*Problem:* Write each line out exactly, leaving none out.

*The records:*
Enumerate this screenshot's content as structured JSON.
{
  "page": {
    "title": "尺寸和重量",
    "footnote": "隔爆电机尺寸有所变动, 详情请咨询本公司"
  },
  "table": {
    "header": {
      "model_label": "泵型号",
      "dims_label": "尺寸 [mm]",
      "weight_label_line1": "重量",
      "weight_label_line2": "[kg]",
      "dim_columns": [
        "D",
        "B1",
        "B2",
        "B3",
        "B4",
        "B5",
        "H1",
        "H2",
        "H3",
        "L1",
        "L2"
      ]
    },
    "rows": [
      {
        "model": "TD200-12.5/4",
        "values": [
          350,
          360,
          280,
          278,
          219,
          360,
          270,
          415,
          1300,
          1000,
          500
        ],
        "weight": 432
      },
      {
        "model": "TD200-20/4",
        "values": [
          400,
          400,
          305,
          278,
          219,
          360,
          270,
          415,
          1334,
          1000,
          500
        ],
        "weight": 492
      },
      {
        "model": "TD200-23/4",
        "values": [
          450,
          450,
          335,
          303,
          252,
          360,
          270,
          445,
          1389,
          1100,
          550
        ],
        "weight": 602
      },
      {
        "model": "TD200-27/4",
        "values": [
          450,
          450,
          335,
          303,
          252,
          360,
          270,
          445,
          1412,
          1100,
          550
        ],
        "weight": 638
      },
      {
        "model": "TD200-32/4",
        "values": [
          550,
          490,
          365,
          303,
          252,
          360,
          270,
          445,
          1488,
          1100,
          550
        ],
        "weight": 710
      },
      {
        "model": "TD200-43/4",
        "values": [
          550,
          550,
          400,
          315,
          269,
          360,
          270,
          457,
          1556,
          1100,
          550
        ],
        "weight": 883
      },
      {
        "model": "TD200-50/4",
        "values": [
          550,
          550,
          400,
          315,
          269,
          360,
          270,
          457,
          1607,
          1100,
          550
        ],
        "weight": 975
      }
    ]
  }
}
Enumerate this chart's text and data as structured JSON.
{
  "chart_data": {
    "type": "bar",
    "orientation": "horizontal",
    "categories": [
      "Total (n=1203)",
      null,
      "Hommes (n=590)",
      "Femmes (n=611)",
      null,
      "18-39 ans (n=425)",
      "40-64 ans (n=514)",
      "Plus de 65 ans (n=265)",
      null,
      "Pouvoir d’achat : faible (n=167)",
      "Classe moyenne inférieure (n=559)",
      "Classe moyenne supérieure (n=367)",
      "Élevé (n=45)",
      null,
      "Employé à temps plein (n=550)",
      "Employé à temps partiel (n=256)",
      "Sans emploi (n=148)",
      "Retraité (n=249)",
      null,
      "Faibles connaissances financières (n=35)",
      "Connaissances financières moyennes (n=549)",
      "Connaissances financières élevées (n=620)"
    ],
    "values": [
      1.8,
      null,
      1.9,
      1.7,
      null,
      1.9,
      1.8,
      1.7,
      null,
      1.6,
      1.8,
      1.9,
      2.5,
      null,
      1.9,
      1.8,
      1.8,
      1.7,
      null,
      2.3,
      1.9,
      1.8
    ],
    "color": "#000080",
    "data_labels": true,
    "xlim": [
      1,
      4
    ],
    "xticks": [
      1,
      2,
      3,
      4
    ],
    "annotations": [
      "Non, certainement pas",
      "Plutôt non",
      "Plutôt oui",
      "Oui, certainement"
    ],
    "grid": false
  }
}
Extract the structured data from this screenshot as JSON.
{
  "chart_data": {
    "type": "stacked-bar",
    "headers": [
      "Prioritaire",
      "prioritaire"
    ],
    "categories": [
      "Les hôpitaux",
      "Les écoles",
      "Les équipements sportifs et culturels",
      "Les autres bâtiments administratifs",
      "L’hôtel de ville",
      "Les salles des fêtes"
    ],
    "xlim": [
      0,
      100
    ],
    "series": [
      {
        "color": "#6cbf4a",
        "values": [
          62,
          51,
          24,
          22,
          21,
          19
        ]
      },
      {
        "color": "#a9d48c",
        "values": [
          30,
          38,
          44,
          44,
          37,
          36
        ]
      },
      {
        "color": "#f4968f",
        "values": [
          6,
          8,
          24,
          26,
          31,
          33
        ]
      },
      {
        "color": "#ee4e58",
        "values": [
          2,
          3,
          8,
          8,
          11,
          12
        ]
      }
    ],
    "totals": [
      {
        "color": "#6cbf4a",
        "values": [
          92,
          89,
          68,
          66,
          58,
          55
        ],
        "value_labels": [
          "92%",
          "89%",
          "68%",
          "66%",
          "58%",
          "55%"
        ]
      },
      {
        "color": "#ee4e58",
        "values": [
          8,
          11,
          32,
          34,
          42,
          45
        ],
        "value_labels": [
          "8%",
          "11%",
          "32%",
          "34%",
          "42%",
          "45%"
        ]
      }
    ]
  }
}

*Result below:*
Enumerate this screenshot's content as structured JSON.
{
  "page": {
    "title": "尺寸和重量",
    "footnote": "隔爆电机尺寸有所变动, 详情请咨询本公司"
  },
  "table": {
    "header": {
      "model_label": "泵型号",
      "dims_label": "尺寸 [mm]",
      "weight_label_line1": "重量",
      "weight_label_line2": "[kg]",
      "dim_columns": [
        "D",
        "B1",
        "B2",
        "B3",
        "B4",
        "B5",
        "H1",
        "H2",
        "H3",
        "L1",
        "L2"
      ]
    },
    "rows": [
      {
        "model": "TD200-12.5/4",
        "values": [
          350,
          360,
          280,
          278,
          219,
          360,
          270,
          415,
          1300,
          1000,
          500
        ],
        "weight": 432
      },
      {
        "model": "TD200-20/4",
        "values": [
          400,
          400,
          305,
          278,
          219,
          360,
          270,
          415,
          1334,
          1000,
          500
        ],
        "weight": 492
      },
      {
        "model": "TD200-23/4",
        "values": [
          450,
          450,
          335,
          303,
          252,
          360,
          270,
          445,
          1389,
          1100,
          550
        ],
        "weight": 602
      },
      {
        "model": "TD200-27/4",
        "values": [
          450,
          450,
          335,
          303,
          252,
          360,
          270,
          445,
          1412,
          1100,
          550
        ],
        "weight": 638
      },
      {
        "model": "TD200-32/4",
        "values": [
          550,
          490,
          365,
          303,
          252,
          360,
          270,
          445,
          1488,
          1100,
          550
        ],
        "weight": 710
      },
      {
        "model": "TD200-43/4",
        "values": [
          550,
          550,
          400,
          315,
          269,
          360,
          270,
          457,
          1556,
          1100,
          550
        ],
        "weight": 883
      },
      {
        "model": "TD200-50/4",
        "values": [
          550,
          550,
          400,
          315,
          269,
          360,
          270,
          457,
          1607,
          1100,
          550
        ],
        "weight": 975
      }
    ]
  }
}
Enumerate this chart's text and data as structured JSON.
{
  "chart_data": {
    "type": "bar",
    "orientation": "horizontal",
    "categories": [
      "Total (n=1203)",
      null,
      "Hommes (n=590)",
      "Femmes (n=611)",
      null,
      "18-39 ans (n=425)",
      "40-64 ans (n=514)",
      "Plus de 65 ans (n=265)",
      null,
      "Pouvoir d’achat : faible (n=167)",
      "Classe moyenne inférieure (n=559)",
      "Classe moyenne supérieure (n=367)",
      "Élevé (n=45)",
      null,
      "Employé à temps plein (n=550)",
      "Employé à temps partiel (n=256)",
      "Sans emploi (n=148)",
      "Retraité (n=249)",
      null,
      "Faibles connaissances financières (n=35)",
      "Connaissances financières moyennes (n=549)",
      "Connaissances financières élevées (n=620)"
    ],
    "values": [
      1.8,
      null,
      1.9,
      1.7,
      null,
      1.9,
      1.8,
      1.7,
      null,
      1.6,
      1.8,
      1.9,
      2.5,
      null,
      1.9,
      1.8,
      1.8,
      1.7,
      null,
      2.3,
      1.9,
      1.8
    ],
    "color": "#000080",
    "data_labels": true,
    "xlim": [
      1,
      4
    ],
    "xticks": [
      1,
      2,
      3,
      4
    ],
    "annotations": [
      "Non, certainement pas",
      "Plutôt non",
      "Plutôt oui",
      "Oui, certainement"
    ],
    "grid": false
  }
}
Extract the structured data from this screenshot as JSON.
{
  "chart_data": {
    "type": "stacked-bar",
    "headers": [
      "Prioritaire",
      "prioritaire"
    ],
    "categories": [
      "Les hôpitaux",
      "Les écoles",
      "Les équipements sportifs et culturels",
      "Les autres bâtiments administratifs",
      "L’hôtel de ville",
      "Les salles des fêtes"
    ],
    "xlim": [
      0,
      100
    ],
    "series": [
      {
        "color": "#6cbf4a",
        "values": [
          62,
          51,
          24,
          22,
          21,
          19
        ]
      },
      {
        "color": "#a9d48c",
        "values": [
          30,
          38,
          44,
          44,
          37,
          36
        ]
      },
      {
        "color": "#f4968f",
        "values": [
          6,
          8,
          24,
          26,
          31,
          33
        ]
      },
      {
        "color": "#ee4e58",
        "values": [
          2,
          3,
          8,
          8,
          11,
          12
        ]
      }
    ],
    "totals": [
      {
        "color": "#6cbf4a",
        "values": [
          92,
          89,
          68,
          66,
          58,
          55
        ],
        "value_labels": [
          "92%",
          "89%",
          "68%",
          "66%",
          "58%",
          "55%"
        ]
      },
      {
        "color": "#ee4e58",
        "values": [
          8,
          11,
          32,
          34,
          42,
          45
        ],
        "value_labels": [
          "8%",
          "11%",
          "32%",
          "34%",
          "42%",
          "45%"
        ]
      }
    ]
  }
}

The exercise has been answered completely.